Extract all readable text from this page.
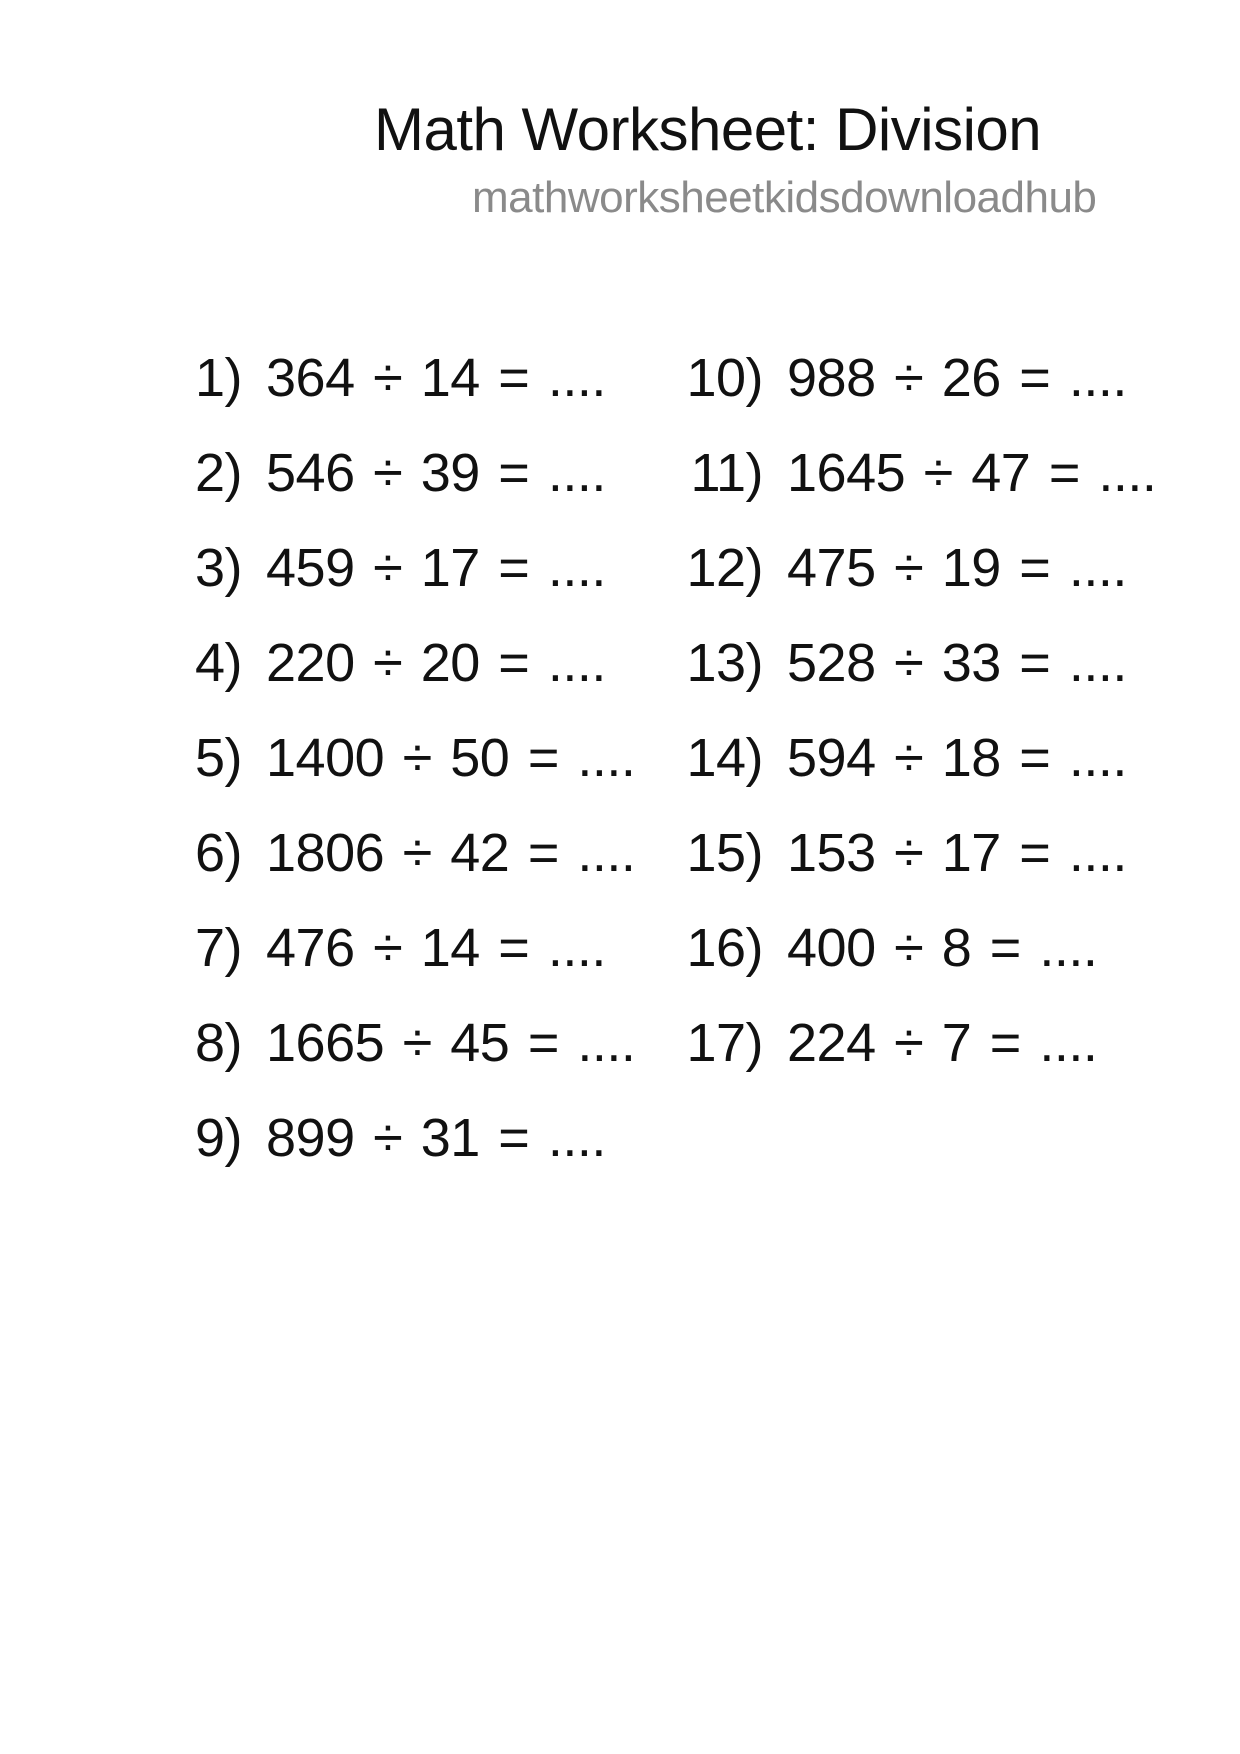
Math Worksheet: Division
mathworksheetkidsdownloadhub
1) 364 ÷ 14 = ....
2) 546 ÷ 39 = ....
3) 459 ÷ 17 = ....
4) 220 ÷ 20 = ....
5) 1400 ÷ 50 = ....
6) 1806 ÷ 42 = ....
7) 476 ÷ 14 = ....
8) 1665 ÷ 45 = ....
9) 899 ÷ 31 = ....
10) 988 ÷ 26 = ....
11) 1645 ÷ 47 = ....
12) 475 ÷ 19 = ....
13) 528 ÷ 33 = ....
14) 594 ÷ 18 = ....
15) 153 ÷ 17 = ....
16) 400 ÷ 8 = ....
17) 224 ÷ 7 = ....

※ ※ ※

■ Work instructions ■
Quote the data exactly, leaving every image out of the copy.

■ Right answer ■
Extract all readable text from this page.
Math Worksheet: Division
mathworksheetkidsdownloadhub
1) 364 ÷ 14 = ....
2) 546 ÷ 39 = ....
3) 459 ÷ 17 = ....
4) 220 ÷ 20 = ....
5) 1400 ÷ 50 = ....
6) 1806 ÷ 42 = ....
7) 476 ÷ 14 = ....
8) 1665 ÷ 45 = ....
9) 899 ÷ 31 = ....
10) 988 ÷ 26 = ....
11) 1645 ÷ 47 = ....
12) 475 ÷ 19 = ....
13) 528 ÷ 33 = ....
14) 594 ÷ 18 = ....
15) 153 ÷ 17 = ....
16) 400 ÷ 8 = ....
17) 224 ÷ 7 = ....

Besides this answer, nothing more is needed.